**WHAT IS BEING ASKED**
All the data below goes into the copy word for word, but the pictures don't.

**Stored items**
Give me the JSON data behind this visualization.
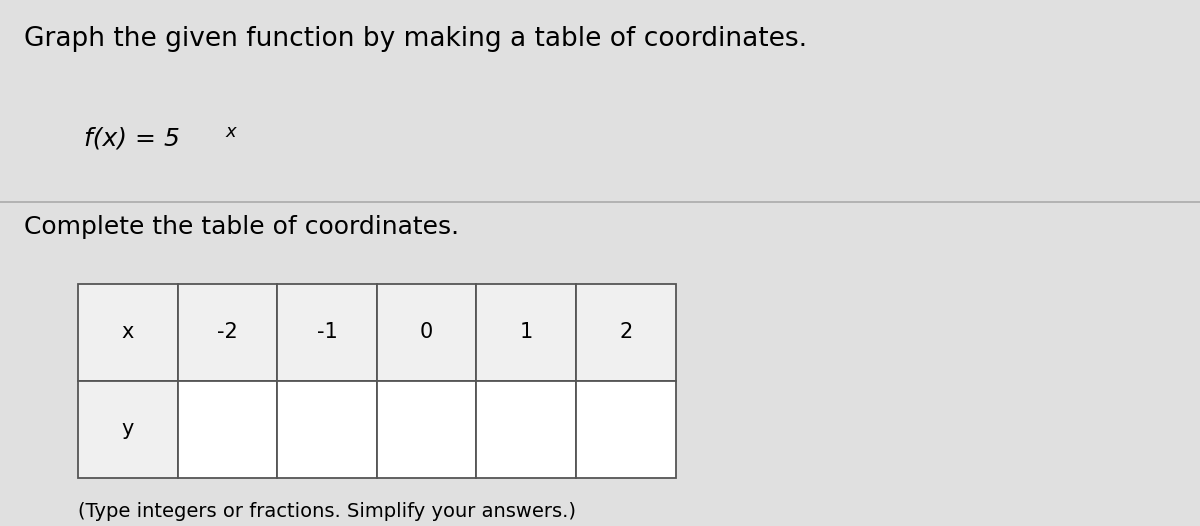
{
  "title_line1": "Graph the given function by making a table of coordinates.",
  "function_label": "f(x) = 5",
  "function_exponent": "x",
  "subtitle": "Complete the table of coordinates.",
  "footnote": "(Type integers or fractions. Simplify your answers.)",
  "x_values": [
    "-2",
    "-1",
    "0",
    "1",
    "2"
  ],
  "row_labels": [
    "x",
    "y"
  ],
  "bg_color": "#e0e0e0",
  "header_bg": "#f0f0f0",
  "cell_bg": "#ffffff",
  "border_color": "#555555",
  "title_fontsize": 19,
  "func_fontsize": 18,
  "table_fontsize": 15,
  "footnote_fontsize": 14,
  "sep_line_color": "#aaaaaa",
  "sep_line_lw": 1.2
}
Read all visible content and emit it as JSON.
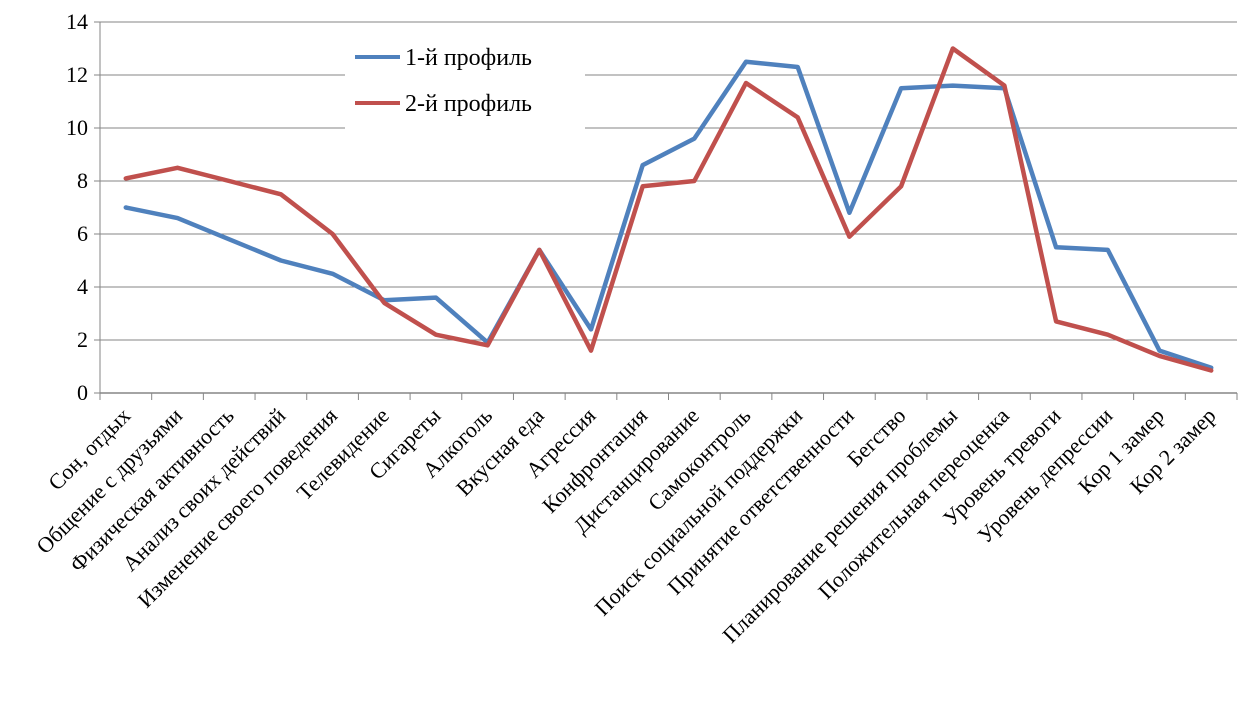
{
  "chart_data": {
    "type": "line",
    "categories": [
      "Сон, отдых",
      "Общение с друзьями",
      "Физическая активность",
      "Анализ своих действий",
      "Изменение своего поведения",
      "Телевидение",
      "Сигареты",
      "Алкоголь",
      "Вкусная еда",
      "Агрессия",
      "Конфронтация",
      "Дистанцирование",
      "Самоконтроль",
      "Поиск социальной поддержки",
      "Принятие ответственности",
      "Бегство",
      "Планирование решения проблемы",
      "Положительная переоценка",
      "Уровень тревоги",
      "Уровень депрессии",
      "Кор 1 замер",
      "Кор 2 замер"
    ],
    "series": [
      {
        "name": "1-й профиль",
        "color": "#4F81BD",
        "values": [
          7.0,
          6.6,
          5.8,
          5.0,
          4.5,
          3.5,
          3.6,
          1.9,
          5.4,
          2.4,
          8.6,
          9.6,
          12.5,
          12.3,
          6.8,
          11.5,
          11.6,
          11.5,
          5.5,
          5.4,
          1.6,
          0.95
        ]
      },
      {
        "name": "2-й профиль",
        "color": "#C0504D",
        "values": [
          8.1,
          8.5,
          8.0,
          7.5,
          6.0,
          3.4,
          2.2,
          1.8,
          5.4,
          1.6,
          7.8,
          8.0,
          11.7,
          10.4,
          5.9,
          7.8,
          13.0,
          11.6,
          2.7,
          2.2,
          1.4,
          0.85
        ]
      }
    ],
    "yticks": [
      "0",
      "2",
      "4",
      "6",
      "8",
      "10",
      "12",
      "14"
    ],
    "ylim": [
      0,
      14
    ],
    "grid": "horizontal",
    "legend_position": "top-left inside plot"
  }
}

**SOLUTION TO THE EXERCISE**
Give me the JSON data behind this visualization.
{
  "title_line1": "Graph the given function by making a table of coordinates.",
  "function_label": "f(x) = 5",
  "function_exponent": "x",
  "subtitle": "Complete the table of coordinates.",
  "footnote": "(Type integers or fractions. Simplify your answers.)",
  "x_values": [
    "-2",
    "-1",
    "0",
    "1",
    "2"
  ],
  "row_labels": [
    "x",
    "y"
  ],
  "bg_color": "#e0e0e0",
  "header_bg": "#f0f0f0",
  "cell_bg": "#ffffff",
  "border_color": "#555555",
  "title_fontsize": 19,
  "func_fontsize": 18,
  "table_fontsize": 15,
  "footnote_fontsize": 14,
  "sep_line_color": "#aaaaaa",
  "sep_line_lw": 1.2
}
Read all visible content and emit it as JSON.
{
  "chart_data": {
    "type": "line",
    "categories": [
      "Сон, отдых",
      "Общение с друзьями",
      "Физическая активность",
      "Анализ своих действий",
      "Изменение своего поведения",
      "Телевидение",
      "Сигареты",
      "Алкоголь",
      "Вкусная еда",
      "Агрессия",
      "Конфронтация",
      "Дистанцирование",
      "Самоконтроль",
      "Поиск социальной поддержки",
      "Принятие ответственности",
      "Бегство",
      "Планирование решения проблемы",
      "Положительная переоценка",
      "Уровень тревоги",
      "Уровень депрессии",
      "Кор 1 замер",
      "Кор 2 замер"
    ],
    "series": [
      {
        "name": "1-й профиль",
        "color": "#4F81BD",
        "values": [
          7.0,
          6.6,
          5.8,
          5.0,
          4.5,
          3.5,
          3.6,
          1.9,
          5.4,
          2.4,
          8.6,
          9.6,
          12.5,
          12.3,
          6.8,
          11.5,
          11.6,
          11.5,
          5.5,
          5.4,
          1.6,
          0.95
        ]
      },
      {
        "name": "2-й профиль",
        "color": "#C0504D",
        "values": [
          8.1,
          8.5,
          8.0,
          7.5,
          6.0,
          3.4,
          2.2,
          1.8,
          5.4,
          1.6,
          7.8,
          8.0,
          11.7,
          10.4,
          5.9,
          7.8,
          13.0,
          11.6,
          2.7,
          2.2,
          1.4,
          0.85
        ]
      }
    ],
    "yticks": [
      "0",
      "2",
      "4",
      "6",
      "8",
      "10",
      "12",
      "14"
    ],
    "ylim": [
      0,
      14
    ],
    "grid": "horizontal",
    "legend_position": "top-left inside plot"
  }
}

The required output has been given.